TASK PROMPT
Write out each entry again. Keep every word exactly as it is.

DATA PROVIDED
######

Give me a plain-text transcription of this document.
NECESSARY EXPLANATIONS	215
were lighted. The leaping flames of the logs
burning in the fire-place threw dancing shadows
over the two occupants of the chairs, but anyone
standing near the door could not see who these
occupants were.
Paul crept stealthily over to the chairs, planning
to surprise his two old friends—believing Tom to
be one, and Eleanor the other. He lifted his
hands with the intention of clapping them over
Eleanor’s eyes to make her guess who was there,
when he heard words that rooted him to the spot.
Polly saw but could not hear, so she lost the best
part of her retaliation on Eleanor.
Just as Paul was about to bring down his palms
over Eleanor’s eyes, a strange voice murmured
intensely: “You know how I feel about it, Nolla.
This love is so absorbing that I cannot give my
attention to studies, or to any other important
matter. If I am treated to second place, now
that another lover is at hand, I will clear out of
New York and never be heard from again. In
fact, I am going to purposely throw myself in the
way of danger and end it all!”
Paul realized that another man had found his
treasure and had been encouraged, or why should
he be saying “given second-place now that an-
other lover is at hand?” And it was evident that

######

EXERCISE ANSWER
Give me a plain-text transcription of this document.
NECESSARY EXPLANATIONS	215
were lighted. The leaping flames of the logs
burning in the fire-place threw dancing shadows
over the two occupants of the chairs, but anyone
standing near the door could not see who these
occupants were.
Paul crept stealthily over to the chairs, planning
to surprise his two old friends—believing Tom to
be one, and Eleanor the other. He lifted his
hands with the intention of clapping them over
Eleanor’s eyes to make her guess who was there,
when he heard words that rooted him to the spot.
Polly saw but could not hear, so she lost the best
part of her retaliation on Eleanor.
Just as Paul was about to bring down his palms
over Eleanor’s eyes, a strange voice murmured
intensely: “You know how I feel about it, Nolla.
This love is so absorbing that I cannot give my
attention to studies, or to any other important
matter. If I am treated to second place, now
that another lover is at hand, I will clear out of
New York and never be heard from again. In
fact, I am going to purposely throw myself in the
way of danger and end it all!”
Paul realized that another man had found his
treasure and had been encouraged, or why should
he be saying “given second-place now that an-
other lover is at hand?” And it was evident that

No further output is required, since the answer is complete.